(Page element annotations)
----
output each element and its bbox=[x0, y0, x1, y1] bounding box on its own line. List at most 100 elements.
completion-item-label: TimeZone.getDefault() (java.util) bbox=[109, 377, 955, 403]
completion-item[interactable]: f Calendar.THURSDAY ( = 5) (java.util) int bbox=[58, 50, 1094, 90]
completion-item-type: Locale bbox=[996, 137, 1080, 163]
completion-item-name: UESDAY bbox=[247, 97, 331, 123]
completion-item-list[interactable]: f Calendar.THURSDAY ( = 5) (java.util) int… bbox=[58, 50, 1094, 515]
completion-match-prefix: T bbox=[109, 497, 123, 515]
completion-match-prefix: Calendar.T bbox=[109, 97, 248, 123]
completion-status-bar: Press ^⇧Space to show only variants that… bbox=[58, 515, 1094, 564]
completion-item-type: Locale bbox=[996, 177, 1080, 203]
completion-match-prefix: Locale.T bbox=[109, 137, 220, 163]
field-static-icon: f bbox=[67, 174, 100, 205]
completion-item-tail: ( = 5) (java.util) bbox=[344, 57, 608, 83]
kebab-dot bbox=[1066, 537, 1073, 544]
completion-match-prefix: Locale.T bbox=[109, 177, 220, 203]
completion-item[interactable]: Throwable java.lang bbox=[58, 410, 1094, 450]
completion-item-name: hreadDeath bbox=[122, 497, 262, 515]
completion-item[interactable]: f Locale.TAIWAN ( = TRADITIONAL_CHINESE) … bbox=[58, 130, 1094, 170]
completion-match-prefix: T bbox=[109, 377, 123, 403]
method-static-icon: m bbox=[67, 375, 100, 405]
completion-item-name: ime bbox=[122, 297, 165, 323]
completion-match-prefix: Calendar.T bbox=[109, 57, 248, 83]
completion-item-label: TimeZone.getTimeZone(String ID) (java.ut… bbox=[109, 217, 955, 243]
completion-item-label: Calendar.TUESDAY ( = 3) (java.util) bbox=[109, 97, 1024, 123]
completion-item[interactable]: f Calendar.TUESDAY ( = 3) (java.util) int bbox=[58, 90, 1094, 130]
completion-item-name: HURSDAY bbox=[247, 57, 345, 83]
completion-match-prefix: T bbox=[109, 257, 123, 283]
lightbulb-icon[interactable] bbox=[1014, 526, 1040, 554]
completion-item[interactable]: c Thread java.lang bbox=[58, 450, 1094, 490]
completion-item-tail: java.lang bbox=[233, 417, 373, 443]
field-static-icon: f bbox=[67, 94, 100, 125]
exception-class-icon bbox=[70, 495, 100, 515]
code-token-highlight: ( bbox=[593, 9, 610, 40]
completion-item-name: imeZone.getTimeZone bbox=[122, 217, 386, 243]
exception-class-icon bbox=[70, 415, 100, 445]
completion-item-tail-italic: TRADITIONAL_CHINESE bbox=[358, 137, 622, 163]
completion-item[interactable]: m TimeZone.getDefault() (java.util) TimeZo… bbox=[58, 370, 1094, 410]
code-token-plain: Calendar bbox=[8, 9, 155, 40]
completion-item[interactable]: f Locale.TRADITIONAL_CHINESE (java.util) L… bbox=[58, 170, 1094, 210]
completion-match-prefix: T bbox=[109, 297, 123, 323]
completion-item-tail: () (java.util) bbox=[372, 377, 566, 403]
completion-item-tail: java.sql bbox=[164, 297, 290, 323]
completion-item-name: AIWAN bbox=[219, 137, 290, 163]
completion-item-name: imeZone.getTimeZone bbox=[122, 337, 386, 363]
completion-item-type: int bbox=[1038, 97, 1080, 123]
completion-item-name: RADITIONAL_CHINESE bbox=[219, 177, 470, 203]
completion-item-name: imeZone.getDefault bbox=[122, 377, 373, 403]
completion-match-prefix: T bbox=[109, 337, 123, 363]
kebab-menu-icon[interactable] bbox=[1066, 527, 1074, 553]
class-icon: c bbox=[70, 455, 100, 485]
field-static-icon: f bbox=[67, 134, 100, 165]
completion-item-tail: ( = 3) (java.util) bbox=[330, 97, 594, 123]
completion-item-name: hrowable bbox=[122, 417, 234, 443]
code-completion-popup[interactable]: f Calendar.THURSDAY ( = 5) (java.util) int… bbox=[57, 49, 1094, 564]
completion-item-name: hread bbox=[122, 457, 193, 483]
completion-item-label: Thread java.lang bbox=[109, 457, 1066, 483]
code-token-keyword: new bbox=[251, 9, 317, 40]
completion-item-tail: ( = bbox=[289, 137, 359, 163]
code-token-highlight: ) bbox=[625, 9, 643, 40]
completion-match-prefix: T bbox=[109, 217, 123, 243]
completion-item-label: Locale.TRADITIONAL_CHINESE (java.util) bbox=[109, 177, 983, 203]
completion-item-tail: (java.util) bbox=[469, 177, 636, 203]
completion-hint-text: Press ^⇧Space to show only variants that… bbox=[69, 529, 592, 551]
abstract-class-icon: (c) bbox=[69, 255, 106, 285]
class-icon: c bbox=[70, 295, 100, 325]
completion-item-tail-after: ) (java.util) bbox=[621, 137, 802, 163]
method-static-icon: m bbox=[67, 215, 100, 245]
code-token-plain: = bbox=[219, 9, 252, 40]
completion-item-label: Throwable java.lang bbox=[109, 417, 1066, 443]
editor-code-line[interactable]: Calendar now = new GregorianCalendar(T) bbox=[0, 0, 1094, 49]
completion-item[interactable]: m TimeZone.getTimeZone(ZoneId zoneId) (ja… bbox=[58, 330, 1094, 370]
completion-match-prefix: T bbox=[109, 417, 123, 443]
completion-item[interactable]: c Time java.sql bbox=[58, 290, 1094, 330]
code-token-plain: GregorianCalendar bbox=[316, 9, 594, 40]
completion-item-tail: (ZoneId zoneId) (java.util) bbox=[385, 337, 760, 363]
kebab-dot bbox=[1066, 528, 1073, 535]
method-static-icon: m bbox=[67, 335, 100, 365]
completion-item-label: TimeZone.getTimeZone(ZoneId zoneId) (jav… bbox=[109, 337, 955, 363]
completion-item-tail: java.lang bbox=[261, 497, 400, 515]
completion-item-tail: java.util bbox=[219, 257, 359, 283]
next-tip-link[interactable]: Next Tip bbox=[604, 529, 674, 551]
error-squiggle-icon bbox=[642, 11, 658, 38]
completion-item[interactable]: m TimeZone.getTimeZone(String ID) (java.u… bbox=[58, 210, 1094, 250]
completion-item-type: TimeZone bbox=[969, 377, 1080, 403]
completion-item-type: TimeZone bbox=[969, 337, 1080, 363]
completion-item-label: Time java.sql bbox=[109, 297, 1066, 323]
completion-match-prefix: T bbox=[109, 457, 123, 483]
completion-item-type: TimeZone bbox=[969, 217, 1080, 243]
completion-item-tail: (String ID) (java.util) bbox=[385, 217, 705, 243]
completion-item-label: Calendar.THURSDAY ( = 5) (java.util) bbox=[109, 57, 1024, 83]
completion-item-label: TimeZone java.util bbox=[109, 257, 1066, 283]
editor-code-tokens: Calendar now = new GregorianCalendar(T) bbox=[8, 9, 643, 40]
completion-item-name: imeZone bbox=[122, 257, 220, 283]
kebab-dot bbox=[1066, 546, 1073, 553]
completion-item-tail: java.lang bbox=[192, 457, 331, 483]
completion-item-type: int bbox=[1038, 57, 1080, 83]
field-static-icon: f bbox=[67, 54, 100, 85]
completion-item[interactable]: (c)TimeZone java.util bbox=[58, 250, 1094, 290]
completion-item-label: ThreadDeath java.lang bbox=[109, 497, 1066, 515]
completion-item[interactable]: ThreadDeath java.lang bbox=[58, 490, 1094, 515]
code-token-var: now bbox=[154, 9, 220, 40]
----
## [TASK PROMPT]
Reproduce the lines of the entries above, word for word, from the first line through the line with "completion-item[interactable]: f Calendar.THURSDAY", including that line, and nothing else.

## [REPLY]
output each element and its bbox=[x0, y0, x1, y1] bounding box on its own line. List at most 100 elements.
completion-item-label: TimeZone.getDefault() (java.util) bbox=[109, 377, 955, 403]
completion-item[interactable]: f Calendar.THURSDAY ( = 5) (java.util) int bbox=[58, 50, 1094, 90]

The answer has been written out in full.